Omit images. Retype all entries verbatim.

-=-=-=-=-

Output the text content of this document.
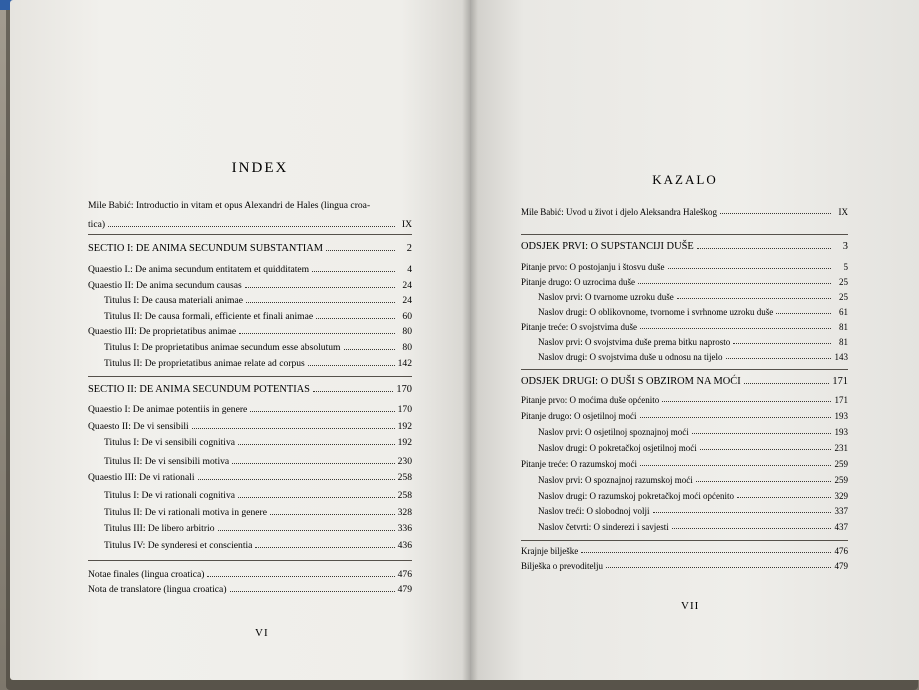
INDEX
Mile Babić: Introductio in vitam et opus Alexandri de Hales (lingua croa-
tica)	IX
SECTIO I: DE ANIMA SECUNDUM SUBSTANTIAM	2
Quaestio I.: De anima secundum entitatem et quidditatem	4
Quaestio II: De anima secundum causas	24
Titulus I: De causa materiali animae	24
Titulus II: De causa formali, efficiente et finali animae	60
Quaestio III: De proprietatibus animae	80
Titulus I: De proprietatibus animae secundum esse absolutum	80
Titulus II: De proprietatibus animae relate ad corpus	142
SECTIO II: DE ANIMA SECUNDUM POTENTIAS	170
Quaestio I: De animae potentiis in genere	170
Quaesto II: De vi sensibili	192
Titulus I: De vi sensibili cognitiva	192
Titulus II: De vi sensibili motiva	230
Quaestio III: De vi rationali	258
Titulus I: De vi rationali cognitiva	258
Titulus II: De vi rationali motiva in genere	328
Titulus III: De libero arbitrio	336
Titulus IV: De synderesi et conscientia	436
Notae finales (lingua croatica)	476
Nota de translatore (lingua croatica)	479
VI
KAZALO
Mile Babić: Uvod u život i djelo Aleksandra Haleškog	IX
ODSJEK PRVI: O SUPSTANCIJI DUŠE	3
Pitanje prvo: O postojanju i štosvu duše	5
Pitanje drugo: O uzrocima duše	25
Naslov prvi: O tvarnome uzroku duše	25
Naslov drugi: O oblikovnome, tvornome i svrhnome uzroku duše	61
Pitanje treće: O svojstvima duše	81
Naslov prvi: O svojstvima duše prema bitku naprosto	81
Naslov drugi: O svojstvima duše u odnosu na tijelo	143
ODSJEK DRUGI: O DUŠI S OBZIROM NA MOĆI	171
Pitanje prvo: O moćima duše općenito	171
Pitanje drugo: O osjetilnoj moći	193
Naslov prvi: O osjetilnoj spoznajnoj moći	193
Naslov drugi: O pokretačkoj osjetilnoj moći	231
Pitanje treće: O razumskoj moći	259
Naslov prvi: O spoznajnoj razumskoj moći	259
Naslov drugi: O razumskoj pokretačkoj moći općenito	329
Naslov treći: O slobodnoj volji	337
Naslov četvrti: O sinderezi i savjesti	437
Krajnje bilješke	476
Bilješka o prevoditelju	479
VII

-=-=-=-=-

_ANSWER FOR THE TASK_
Output the text content of this document.
INDEX
Mile Babić: Introductio in vitam et opus Alexandri de Hales (lingua croa-
tica)	IX
SECTIO I: DE ANIMA SECUNDUM SUBSTANTIAM	2
Quaestio I.: De anima secundum entitatem et quidditatem	4
Quaestio II: De anima secundum causas	24
Titulus I: De causa materiali animae	24
Titulus II: De causa formali, efficiente et finali animae	60
Quaestio III: De proprietatibus animae	80
Titulus I: De proprietatibus animae secundum esse absolutum	80
Titulus II: De proprietatibus animae relate ad corpus	142
SECTIO II: DE ANIMA SECUNDUM POTENTIAS	170
Quaestio I: De animae potentiis in genere	170
Quaesto II: De vi sensibili	192
Titulus I: De vi sensibili cognitiva	192
Titulus II: De vi sensibili motiva	230
Quaestio III: De vi rationali	258
Titulus I: De vi rationali cognitiva	258
Titulus II: De vi rationali motiva in genere	328
Titulus III: De libero arbitrio	336
Titulus IV: De synderesi et conscientia	436
Notae finales (lingua croatica)	476
Nota de translatore (lingua croatica)	479
VI
KAZALO
Mile Babić: Uvod u život i djelo Aleksandra Haleškog	IX
ODSJEK PRVI: O SUPSTANCIJI DUŠE	3
Pitanje prvo: O postojanju i štosvu duše	5
Pitanje drugo: O uzrocima duše	25
Naslov prvi: O tvarnome uzroku duše	25
Naslov drugi: O oblikovnome, tvornome i svrhnome uzroku duše	61
Pitanje treće: O svojstvima duše	81
Naslov prvi: O svojstvima duše prema bitku naprosto	81
Naslov drugi: O svojstvima duše u odnosu na tijelo	143
ODSJEK DRUGI: O DUŠI S OBZIROM NA MOĆI	171
Pitanje prvo: O moćima duše općenito	171
Pitanje drugo: O osjetilnoj moći	193
Naslov prvi: O osjetilnoj spoznajnoj moći	193
Naslov drugi: O pokretačkoj osjetilnoj moći	231
Pitanje treće: O razumskoj moći	259
Naslov prvi: O spoznajnoj razumskoj moći	259
Naslov drugi: O razumskoj pokretačkoj moći općenito	329
Naslov treći: O slobodnoj volji	337
Naslov četvrti: O sinderezi i savjesti	437
Krajnje bilješke	476
Bilješka o prevoditelju	479
VII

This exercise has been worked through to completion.